## PROBLEM TO WORK ON
Go through the listing beneath this task and return every line that carries the string "food".

[START]

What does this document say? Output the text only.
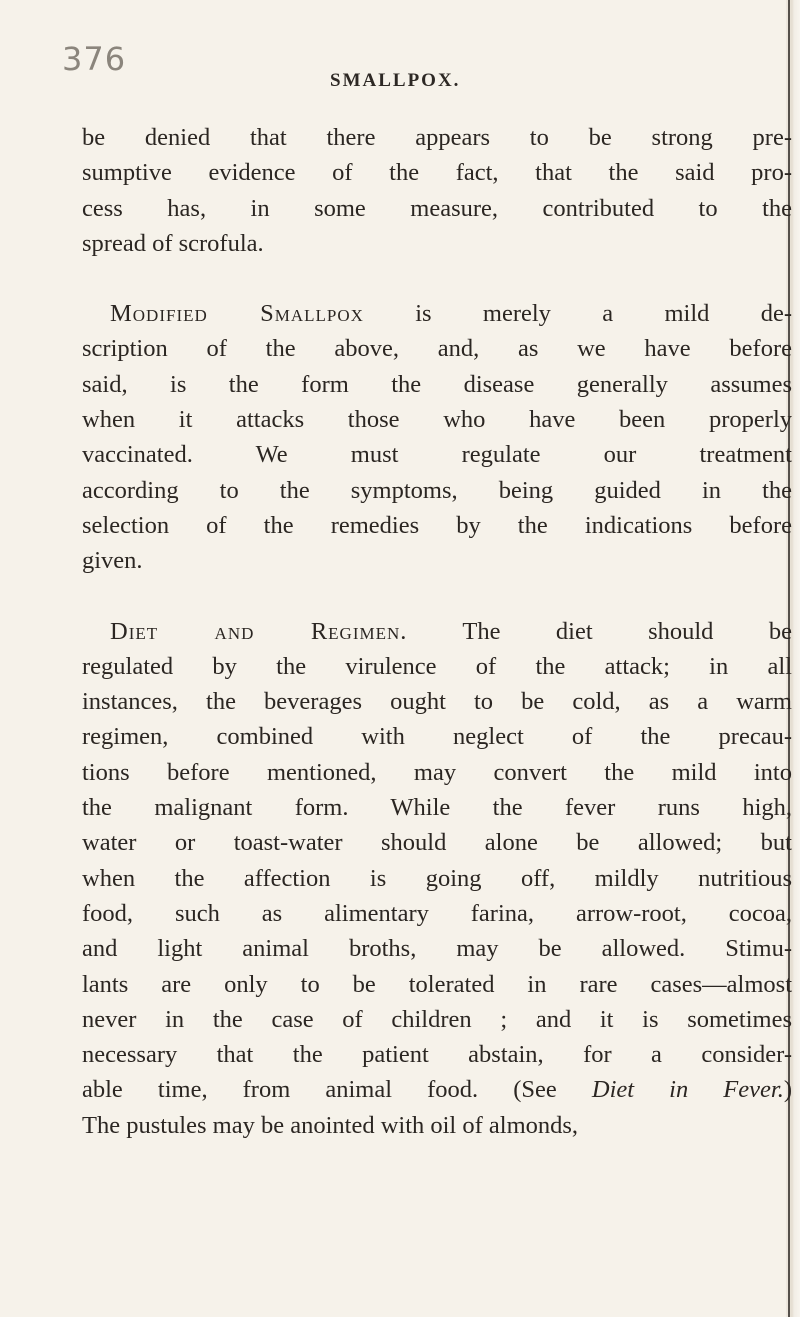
376
SMALLPOX.
be denied that there appears to be strong pre-
sumptive evidence of the fact, that the said pro-
cess has, in some measure, contributed to the
spread of scrofula.
Modified Smallpox is merely a mild de-
scription of the above, and, as we have before
said, is the form the disease generally assumes
when it attacks those who have been properly
vaccinated. We must regulate our treatment
according to the symptoms, being guided in the
selection of the remedies by the indications before
given.
Diet and Regimen. The diet should be
regulated by the virulence of the attack; in all
instances, the beverages ought to be cold, as a warm
regimen, combined with neglect of the precau-
tions before mentioned, may convert the mild into
the malignant form. While the fever runs high,
water or toast-water should alone be allowed; but
when the affection is going off, mildly nutritious
food, such as alimentary farina, arrow-root, cocoa,
and light animal broths, may be allowed. Stimu-
lants are only to be tolerated in rare cases—almost
never in the case of children ; and it is sometimes
necessary that the patient abstain, for a consider-
able time, from animal food. (See Diet in Fever.)
The pustules may be anointed with oil of almonds,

[END]

## RESULT OF THIS EXERCISE
food, such as alimentary farina, arrow-root, cocoa,
able time, from animal food. (See Diet in Fever.)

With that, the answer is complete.